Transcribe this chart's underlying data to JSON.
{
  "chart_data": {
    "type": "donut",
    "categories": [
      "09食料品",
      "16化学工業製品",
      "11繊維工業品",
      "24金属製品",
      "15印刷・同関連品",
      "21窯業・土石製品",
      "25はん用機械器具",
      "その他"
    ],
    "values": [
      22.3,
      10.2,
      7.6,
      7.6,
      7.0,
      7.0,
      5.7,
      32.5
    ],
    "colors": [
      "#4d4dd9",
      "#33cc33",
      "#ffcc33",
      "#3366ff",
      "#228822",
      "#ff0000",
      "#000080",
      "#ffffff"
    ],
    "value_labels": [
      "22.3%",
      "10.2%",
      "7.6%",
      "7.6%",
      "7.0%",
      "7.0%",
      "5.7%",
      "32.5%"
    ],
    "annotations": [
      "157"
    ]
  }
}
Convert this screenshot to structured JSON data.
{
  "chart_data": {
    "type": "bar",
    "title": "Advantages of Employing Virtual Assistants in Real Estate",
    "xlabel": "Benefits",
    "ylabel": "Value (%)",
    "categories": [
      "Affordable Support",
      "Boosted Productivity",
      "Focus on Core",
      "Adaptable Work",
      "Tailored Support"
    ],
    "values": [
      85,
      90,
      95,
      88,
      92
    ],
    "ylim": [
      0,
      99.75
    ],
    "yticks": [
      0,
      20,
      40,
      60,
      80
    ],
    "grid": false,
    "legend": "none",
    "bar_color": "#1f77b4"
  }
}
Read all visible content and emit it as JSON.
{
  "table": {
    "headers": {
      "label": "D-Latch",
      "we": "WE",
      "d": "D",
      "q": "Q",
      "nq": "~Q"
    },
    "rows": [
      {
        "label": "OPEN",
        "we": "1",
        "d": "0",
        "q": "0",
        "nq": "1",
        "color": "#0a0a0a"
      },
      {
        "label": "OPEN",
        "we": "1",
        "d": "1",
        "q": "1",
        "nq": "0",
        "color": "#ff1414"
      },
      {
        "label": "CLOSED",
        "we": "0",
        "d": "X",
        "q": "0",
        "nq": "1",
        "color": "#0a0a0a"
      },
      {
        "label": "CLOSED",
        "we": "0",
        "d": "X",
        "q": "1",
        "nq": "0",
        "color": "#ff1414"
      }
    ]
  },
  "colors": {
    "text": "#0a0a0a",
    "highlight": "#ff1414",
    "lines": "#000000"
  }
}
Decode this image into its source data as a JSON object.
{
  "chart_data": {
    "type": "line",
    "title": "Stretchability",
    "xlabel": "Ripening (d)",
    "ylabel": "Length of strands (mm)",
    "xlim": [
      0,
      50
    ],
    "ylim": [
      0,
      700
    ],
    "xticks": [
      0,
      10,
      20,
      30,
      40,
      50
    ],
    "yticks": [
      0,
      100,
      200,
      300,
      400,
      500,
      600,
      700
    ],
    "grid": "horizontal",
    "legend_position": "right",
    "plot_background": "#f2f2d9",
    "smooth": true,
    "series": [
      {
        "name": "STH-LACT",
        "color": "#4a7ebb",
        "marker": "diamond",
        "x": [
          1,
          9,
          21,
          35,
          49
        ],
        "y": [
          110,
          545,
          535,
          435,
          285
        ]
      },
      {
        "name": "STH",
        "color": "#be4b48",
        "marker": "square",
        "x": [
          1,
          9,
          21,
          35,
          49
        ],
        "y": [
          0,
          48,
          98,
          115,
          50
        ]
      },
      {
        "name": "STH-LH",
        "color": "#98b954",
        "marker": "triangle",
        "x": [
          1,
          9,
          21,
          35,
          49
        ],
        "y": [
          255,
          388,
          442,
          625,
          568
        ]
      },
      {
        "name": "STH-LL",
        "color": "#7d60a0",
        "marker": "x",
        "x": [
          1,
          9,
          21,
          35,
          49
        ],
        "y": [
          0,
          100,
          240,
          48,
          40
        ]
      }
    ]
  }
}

################

(Objective): In the entries above, identify every line with the string "JSON".

(Result of the exercise):
Transcribe this chart's underlying data to JSON.
Convert this screenshot to structured JSON data.
Read all visible content and emit it as JSON.
Decode this image into its source data as a JSON object.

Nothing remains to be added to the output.